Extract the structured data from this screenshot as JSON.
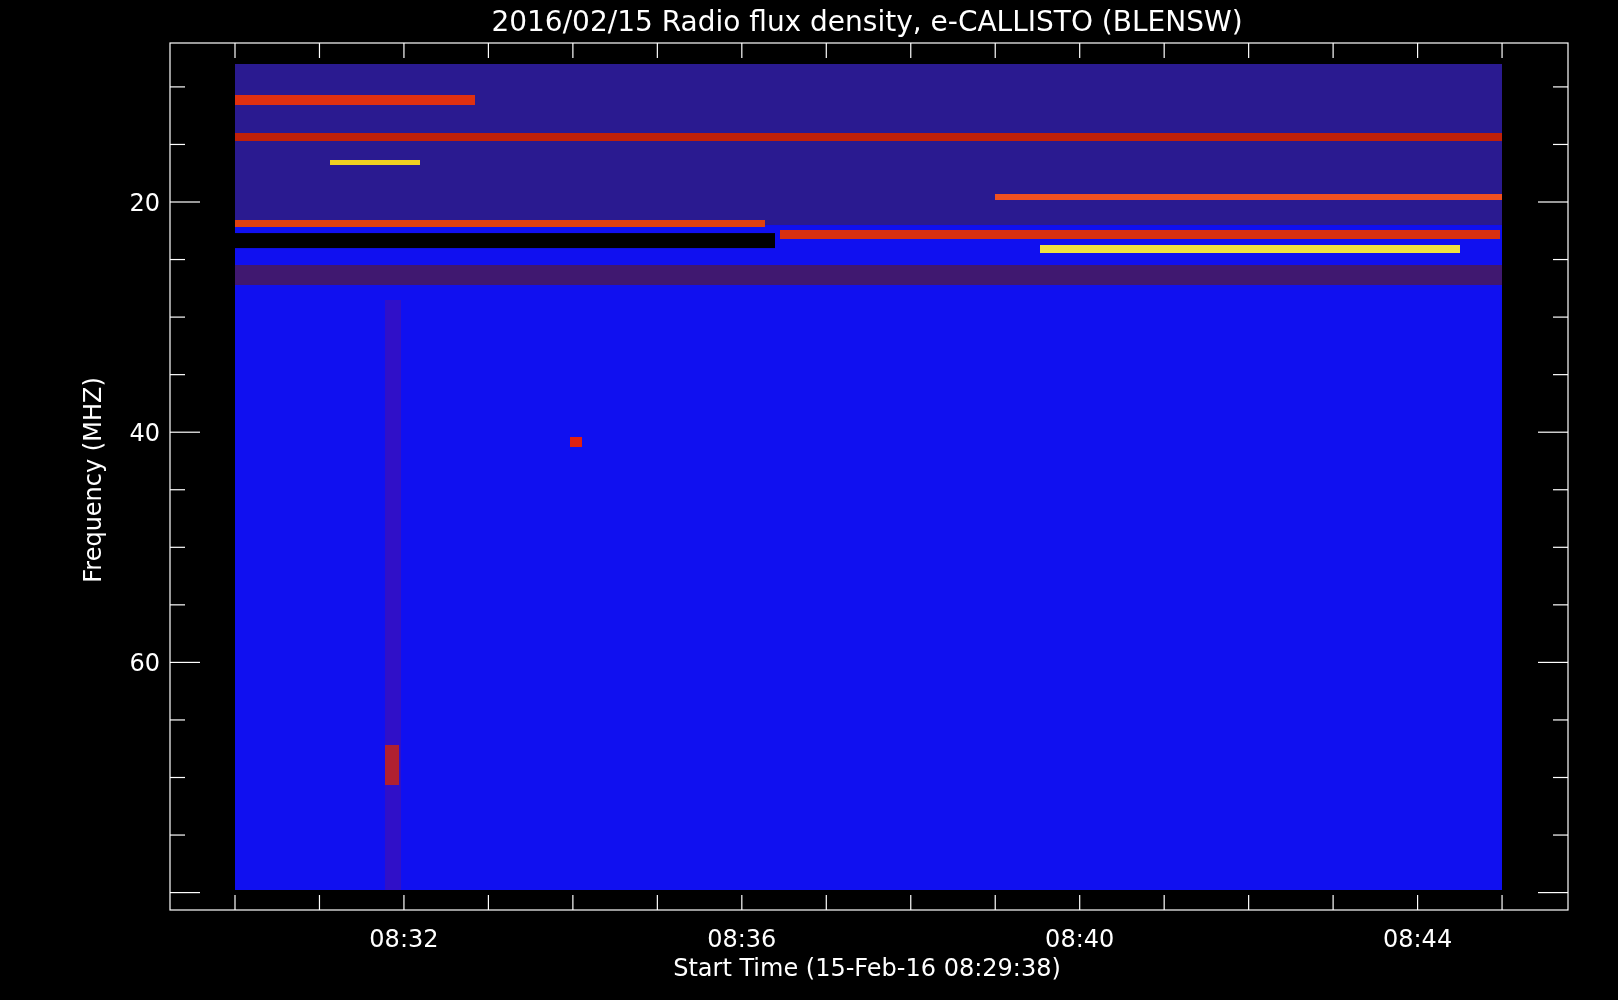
{
  "title": "2016/02/15  Radio flux density, e-CALLISTO (BLENSW)",
  "y_axis": {
    "label": "Frequency (MHZ)",
    "tick_labels": [
      "20",
      "40",
      "60"
    ]
  },
  "x_axis": {
    "label": "Start Time (15-Feb-16 08:29:38)",
    "tick_labels": [
      "08:32",
      "08:36",
      "08:40",
      "08:44"
    ]
  }
}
++++++
# GIVEN INSTRUCTION
Repeat the full listing above exactly, with no pictures in the copy.

# ANSWER TO THIS PROBLEM
Extract the structured data from this screenshot as JSON.
{
  "title": "2016/02/15  Radio flux density, e-CALLISTO (BLENSW)",
  "y_axis": {
    "label": "Frequency (MHZ)",
    "tick_labels": [
      "20",
      "40",
      "60"
    ]
  },
  "x_axis": {
    "label": "Start Time (15-Feb-16 08:29:38)",
    "tick_labels": [
      "08:32",
      "08:36",
      "08:40",
      "08:44"
    ]
  }
}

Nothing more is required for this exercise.